Without the pictures, print each of the records below exactly as it appears.

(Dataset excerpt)
..........

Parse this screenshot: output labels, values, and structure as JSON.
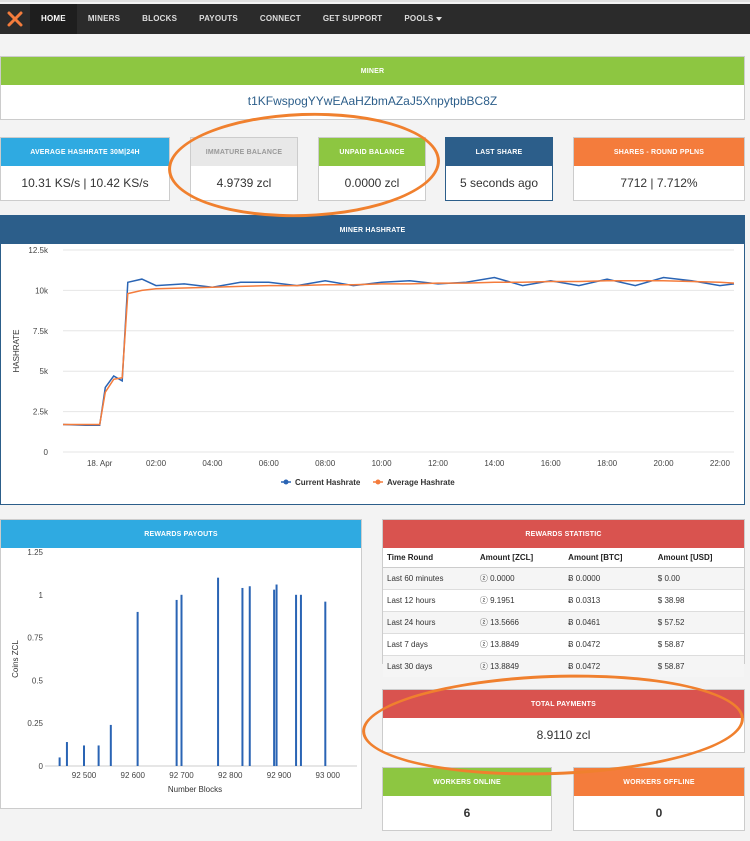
{
  "nav": {
    "items": [
      "HOME",
      "MINERS",
      "BLOCKS",
      "PAYOUTS",
      "CONNECT",
      "GET SUPPORT",
      "POOLS"
    ]
  },
  "miner": {
    "title": "MINER",
    "address": "t1KFwspogYYwEAaHZbmAZaJ5XnpytpbBC8Z"
  },
  "cards": [
    {
      "title": "AVERAGE HASHRATE 30M|24H",
      "value": "10.31 KS/s | 10.42 KS/s"
    },
    {
      "title": "IMMATURE BALANCE",
      "value": "4.9739 zcl"
    },
    {
      "title": "UNPAID BALANCE",
      "value": "0.0000 zcl"
    },
    {
      "title": "LAST SHARE",
      "value": "5 seconds ago"
    },
    {
      "title": "SHARES - ROUND PPLNS",
      "value": "7712 | 7.712%"
    }
  ],
  "hashrate_panel": {
    "title": "MINER HASHRATE"
  },
  "rewards_panel": {
    "title": "REWARDS PAYOUTS"
  },
  "rewards_stat": {
    "title": "REWARDS STATISTIC",
    "headers": [
      "Time Round",
      "Amount [ZCL]",
      "Amount [BTC]",
      "Amount [USD]"
    ],
    "rows": [
      [
        "Last 60 minutes",
        "ⓩ 0.0000",
        "Ƀ 0.0000",
        "$ 0.00"
      ],
      [
        "Last 12 hours",
        "ⓩ 9.1951",
        "Ƀ 0.0313",
        "$ 38.98"
      ],
      [
        "Last 24 hours",
        "ⓩ 13.5666",
        "Ƀ 0.0461",
        "$ 57.52"
      ],
      [
        "Last 7 days",
        "ⓩ 13.8849",
        "Ƀ 0.0472",
        "$ 58.87"
      ],
      [
        "Last 30 days",
        "ⓩ 13.8849",
        "Ƀ 0.0472",
        "$ 58.87"
      ]
    ]
  },
  "total_payments": {
    "title": "TOTAL PAYMENTS",
    "value": "8.9110 zcl"
  },
  "workers": {
    "online_title": "WORKERS ONLINE",
    "online_value": "6",
    "offline_title": "WORKERS OFFLINE",
    "offline_value": "0"
  },
  "colors": {
    "green": "#8dc641",
    "blue": "#2faae1",
    "navy": "#2c5e8a",
    "orange": "#f47c3c",
    "red": "#d9534f",
    "annotation": "#f0802e"
  },
  "chart_data": [
    {
      "type": "line",
      "ylabel": "HASHRATE",
      "yticks": [
        "0",
        "2.5k",
        "5k",
        "7.5k",
        "10k",
        "12.5k"
      ],
      "ylim": [
        0,
        12500
      ],
      "xticks": [
        "18. Apr",
        "02:00",
        "04:00",
        "06:00",
        "08:00",
        "10:00",
        "12:00",
        "14:00",
        "16:00",
        "18:00",
        "20:00",
        "22:00"
      ],
      "xlim": [
        -1.3,
        22.5
      ],
      "series": [
        {
          "name": "Current Hashrate",
          "color": "#2a64b4",
          "x": [
            -1.3,
            -0.5,
            0,
            0.2,
            0.5,
            0.8,
            1.0,
            1.5,
            2,
            3,
            4,
            5,
            6,
            7,
            8,
            9,
            10,
            11,
            12,
            13,
            14,
            15,
            16,
            17,
            18,
            19,
            20,
            21,
            22,
            22.5
          ],
          "y": [
            1700,
            1650,
            1650,
            4000,
            4700,
            4400,
            10500,
            10700,
            10300,
            10400,
            10200,
            10500,
            10500,
            10300,
            10600,
            10300,
            10500,
            10600,
            10400,
            10500,
            10800,
            10300,
            10600,
            10300,
            10700,
            10300,
            10800,
            10600,
            10300,
            10400
          ]
        },
        {
          "name": "Average Hashrate",
          "color": "#f47c3c",
          "x": [
            -1.3,
            -0.5,
            0,
            0.2,
            0.5,
            0.8,
            1.0,
            1.5,
            2,
            3,
            4,
            5,
            6,
            7,
            8,
            9,
            10,
            11,
            12,
            13,
            14,
            15,
            16,
            17,
            18,
            19,
            20,
            21,
            22,
            22.5
          ],
          "y": [
            1700,
            1700,
            1700,
            3700,
            4500,
            4600,
            9800,
            10000,
            10100,
            10150,
            10200,
            10250,
            10300,
            10300,
            10350,
            10350,
            10400,
            10400,
            10450,
            10450,
            10500,
            10500,
            10550,
            10550,
            10600,
            10600,
            10600,
            10550,
            10500,
            10450
          ]
        }
      ]
    },
    {
      "type": "bar",
      "xlabel": "Number Blocks",
      "ylabel": "Coins ZCL",
      "yticks": [
        "0",
        "0.25",
        "0.5",
        "0.75",
        "1",
        "1.25"
      ],
      "ylim": [
        0,
        1.25
      ],
      "xticks": [
        "92 500",
        "92 600",
        "92 700",
        "92 800",
        "92 900",
        "93 000"
      ],
      "xlim": [
        92420,
        93060
      ],
      "color": "#2a64b4",
      "x": [
        92450,
        92465,
        92500,
        92530,
        92555,
        92610,
        92690,
        92700,
        92775,
        92825,
        92840,
        92890,
        92895,
        92935,
        92945,
        92995
      ],
      "values": [
        0.05,
        0.14,
        0.12,
        0.12,
        0.24,
        0.9,
        0.97,
        1.0,
        1.1,
        1.04,
        1.05,
        1.03,
        1.06,
        1.0,
        1.0,
        0.96
      ]
    }
  ]
}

..........

### [RESPONSE TO THIS TASK]
Parse this screenshot: output labels, values, and structure as JSON.
{
  "nav": {
    "items": [
      "HOME",
      "MINERS",
      "BLOCKS",
      "PAYOUTS",
      "CONNECT",
      "GET SUPPORT",
      "POOLS"
    ]
  },
  "miner": {
    "title": "MINER",
    "address": "t1KFwspogYYwEAaHZbmAZaJ5XnpytpbBC8Z"
  },
  "cards": [
    {
      "title": "AVERAGE HASHRATE 30M|24H",
      "value": "10.31 KS/s | 10.42 KS/s"
    },
    {
      "title": "IMMATURE BALANCE",
      "value": "4.9739 zcl"
    },
    {
      "title": "UNPAID BALANCE",
      "value": "0.0000 zcl"
    },
    {
      "title": "LAST SHARE",
      "value": "5 seconds ago"
    },
    {
      "title": "SHARES - ROUND PPLNS",
      "value": "7712 | 7.712%"
    }
  ],
  "hashrate_panel": {
    "title": "MINER HASHRATE"
  },
  "rewards_panel": {
    "title": "REWARDS PAYOUTS"
  },
  "rewards_stat": {
    "title": "REWARDS STATISTIC",
    "headers": [
      "Time Round",
      "Amount [ZCL]",
      "Amount [BTC]",
      "Amount [USD]"
    ],
    "rows": [
      [
        "Last 60 minutes",
        "ⓩ 0.0000",
        "Ƀ 0.0000",
        "$ 0.00"
      ],
      [
        "Last 12 hours",
        "ⓩ 9.1951",
        "Ƀ 0.0313",
        "$ 38.98"
      ],
      [
        "Last 24 hours",
        "ⓩ 13.5666",
        "Ƀ 0.0461",
        "$ 57.52"
      ],
      [
        "Last 7 days",
        "ⓩ 13.8849",
        "Ƀ 0.0472",
        "$ 58.87"
      ],
      [
        "Last 30 days",
        "ⓩ 13.8849",
        "Ƀ 0.0472",
        "$ 58.87"
      ]
    ]
  },
  "total_payments": {
    "title": "TOTAL PAYMENTS",
    "value": "8.9110 zcl"
  },
  "workers": {
    "online_title": "WORKERS ONLINE",
    "online_value": "6",
    "offline_title": "WORKERS OFFLINE",
    "offline_value": "0"
  },
  "colors": {
    "green": "#8dc641",
    "blue": "#2faae1",
    "navy": "#2c5e8a",
    "orange": "#f47c3c",
    "red": "#d9534f",
    "annotation": "#f0802e"
  },
  "chart_data": [
    {
      "type": "line",
      "ylabel": "HASHRATE",
      "yticks": [
        "0",
        "2.5k",
        "5k",
        "7.5k",
        "10k",
        "12.5k"
      ],
      "ylim": [
        0,
        12500
      ],
      "xticks": [
        "18. Apr",
        "02:00",
        "04:00",
        "06:00",
        "08:00",
        "10:00",
        "12:00",
        "14:00",
        "16:00",
        "18:00",
        "20:00",
        "22:00"
      ],
      "xlim": [
        -1.3,
        22.5
      ],
      "series": [
        {
          "name": "Current Hashrate",
          "color": "#2a64b4",
          "x": [
            -1.3,
            -0.5,
            0,
            0.2,
            0.5,
            0.8,
            1.0,
            1.5,
            2,
            3,
            4,
            5,
            6,
            7,
            8,
            9,
            10,
            11,
            12,
            13,
            14,
            15,
            16,
            17,
            18,
            19,
            20,
            21,
            22,
            22.5
          ],
          "y": [
            1700,
            1650,
            1650,
            4000,
            4700,
            4400,
            10500,
            10700,
            10300,
            10400,
            10200,
            10500,
            10500,
            10300,
            10600,
            10300,
            10500,
            10600,
            10400,
            10500,
            10800,
            10300,
            10600,
            10300,
            10700,
            10300,
            10800,
            10600,
            10300,
            10400
          ]
        },
        {
          "name": "Average Hashrate",
          "color": "#f47c3c",
          "x": [
            -1.3,
            -0.5,
            0,
            0.2,
            0.5,
            0.8,
            1.0,
            1.5,
            2,
            3,
            4,
            5,
            6,
            7,
            8,
            9,
            10,
            11,
            12,
            13,
            14,
            15,
            16,
            17,
            18,
            19,
            20,
            21,
            22,
            22.5
          ],
          "y": [
            1700,
            1700,
            1700,
            3700,
            4500,
            4600,
            9800,
            10000,
            10100,
            10150,
            10200,
            10250,
            10300,
            10300,
            10350,
            10350,
            10400,
            10400,
            10450,
            10450,
            10500,
            10500,
            10550,
            10550,
            10600,
            10600,
            10600,
            10550,
            10500,
            10450
          ]
        }
      ]
    },
    {
      "type": "bar",
      "xlabel": "Number Blocks",
      "ylabel": "Coins ZCL",
      "yticks": [
        "0",
        "0.25",
        "0.5",
        "0.75",
        "1",
        "1.25"
      ],
      "ylim": [
        0,
        1.25
      ],
      "xticks": [
        "92 500",
        "92 600",
        "92 700",
        "92 800",
        "92 900",
        "93 000"
      ],
      "xlim": [
        92420,
        93060
      ],
      "color": "#2a64b4",
      "x": [
        92450,
        92465,
        92500,
        92530,
        92555,
        92610,
        92690,
        92700,
        92775,
        92825,
        92840,
        92890,
        92895,
        92935,
        92945,
        92995
      ],
      "values": [
        0.05,
        0.14,
        0.12,
        0.12,
        0.24,
        0.9,
        0.97,
        1.0,
        1.1,
        1.04,
        1.05,
        1.03,
        1.06,
        1.0,
        1.0,
        0.96
      ]
    }
  ]
}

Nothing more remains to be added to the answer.